[Entries taken from a collection]
((
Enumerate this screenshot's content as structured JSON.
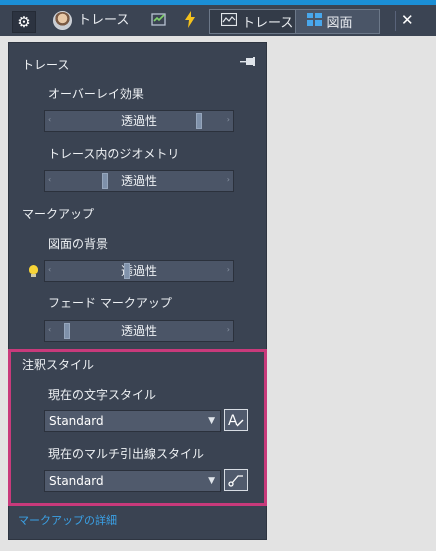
{
  "toolbar": {
    "user_label": "トレース",
    "toggle_trace_label": "トレース",
    "toggle_drawing_label": "図面"
  },
  "panel": {
    "trace_heading": "トレース",
    "overlay_label": "オーバーレイ効果",
    "overlay_slider": {
      "text": "透過性",
      "level": 0.85
    },
    "geometry_label": "トレース内のジオメトリ",
    "geometry_slider": {
      "text": "透過性",
      "level": 0.3
    },
    "markup_heading": "マークアップ",
    "background_label": "図面の背景",
    "background_slider": {
      "text": "透過性",
      "level": 0.43
    },
    "fade_label": "フェード マークアップ",
    "fade_slider": {
      "text": "透過性",
      "level": 0.08
    },
    "annotation_heading": "注釈スタイル",
    "text_style_label": "現在の文字スタイル",
    "text_style_value": "Standard",
    "mleader_style_label": "現在のマルチ引出線スタイル",
    "mleader_style_value": "Standard",
    "markup_details_link": "マークアップの詳細"
  },
  "colors": {
    "accent": "#1b8fd6",
    "panel_bg": "#3a4352",
    "highlight_frame": "#c83a7b",
    "link": "#3aa1e6",
    "bulb": "#f7d437"
  },
  "icons": [
    "gear-icon",
    "avatar",
    "checkmark-chart-icon",
    "lightning-icon",
    "trace-icon",
    "drawing-grid-icon",
    "close-icon",
    "pin-icon",
    "lightbulb-icon",
    "text-style-icon",
    "mleader-style-icon",
    "chevron-down-icon"
  ]
}
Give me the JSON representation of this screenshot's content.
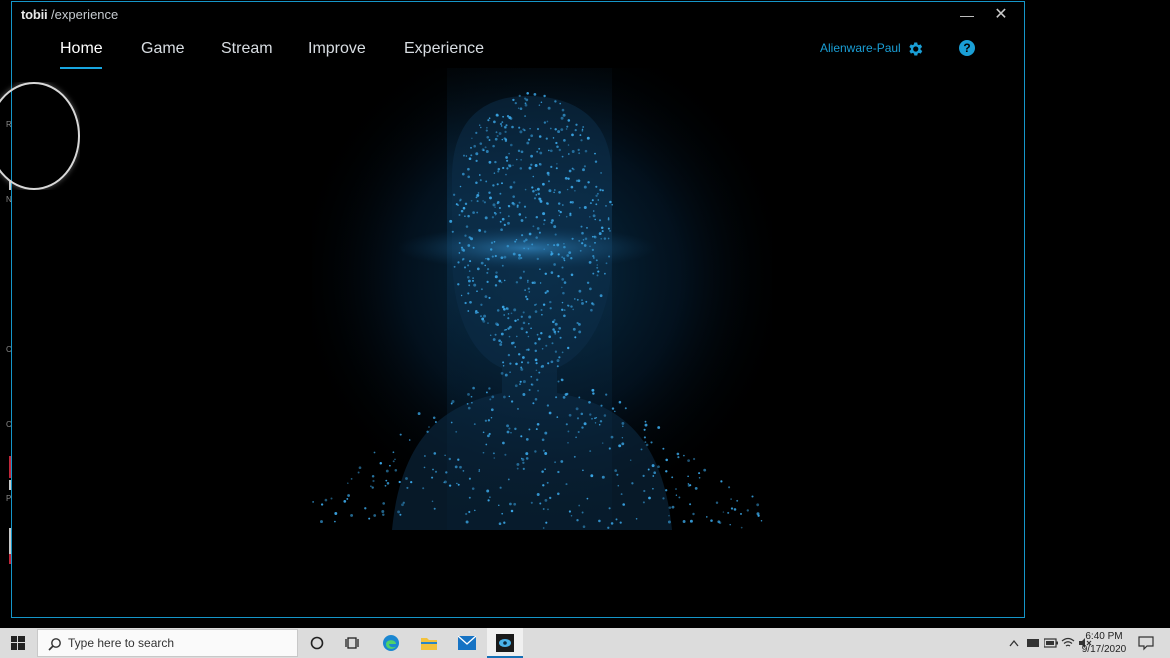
{
  "window": {
    "brand_logo": "tobii",
    "brand_sub": " /experience",
    "minimize_glyph": "—",
    "close_glyph": "✕"
  },
  "nav": {
    "tabs": [
      {
        "label": "Home",
        "active": true
      },
      {
        "label": "Game",
        "active": false
      },
      {
        "label": "Stream",
        "active": false
      },
      {
        "label": "Improve",
        "active": false
      },
      {
        "label": "Experience",
        "active": false
      }
    ]
  },
  "user": {
    "name": "Alienware-Paul",
    "help_glyph": "?"
  },
  "desktop_strip": {
    "glyphs": [
      "R",
      "N",
      "C",
      "C",
      "P"
    ]
  },
  "taskbar": {
    "search_placeholder": "Type here to search",
    "time": "6:40 PM",
    "date": "9/17/2020"
  },
  "colors": {
    "accent": "#1a9fd6",
    "window_border": "#1596c9",
    "background": "#000000",
    "taskbar": "#dcdcdc"
  },
  "icons": {
    "start": "windows-logo-icon",
    "search": "search-icon",
    "cortana": "cortana-circle-icon",
    "task_view": "task-view-icon",
    "edge": "edge-browser-icon",
    "explorer": "file-explorer-icon",
    "mail": "mail-icon",
    "tobii": "tobii-app-icon",
    "gear": "gear-icon",
    "help": "help-icon"
  }
}
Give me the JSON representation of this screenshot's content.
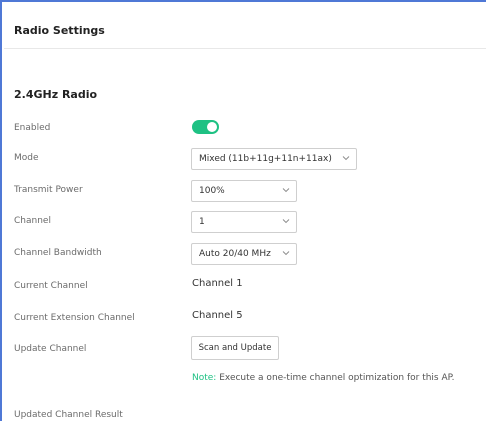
{
  "panel": {
    "title": "Radio Settings"
  },
  "section": {
    "title": "2.4GHz Radio"
  },
  "enabled": {
    "label": "Enabled",
    "on": true,
    "on_color": "#1ec183"
  },
  "mode": {
    "label": "Mode",
    "value": "Mixed (11b+11g+11n+11ax)"
  },
  "transmit_power": {
    "label": "Transmit Power",
    "value": "100%"
  },
  "channel": {
    "label": "Channel",
    "value": "1"
  },
  "channel_bandwidth": {
    "label": "Channel Bandwidth",
    "value": "Auto 20/40 MHz"
  },
  "current_channel": {
    "label": "Current Channel",
    "value": "Channel 1"
  },
  "current_extension_channel": {
    "label": "Current Extension Channel",
    "value": "Channel 5"
  },
  "update_channel": {
    "label": "Update Channel",
    "button_label": "Scan and Update"
  },
  "note": {
    "prefix": "Note:",
    "text": " Execute a one-time channel optimization for this AP."
  },
  "updated_channel_result": {
    "label": "Updated Channel Result"
  },
  "colors": {
    "accent": "#1ec183",
    "frame_border": "#4f78d6"
  }
}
))
Problem details
Return all the lines that contain the string "level".

Solution to the problem
      "level": 0.85
      "level": 0.3
      "level": 0.43
      "level": 0.08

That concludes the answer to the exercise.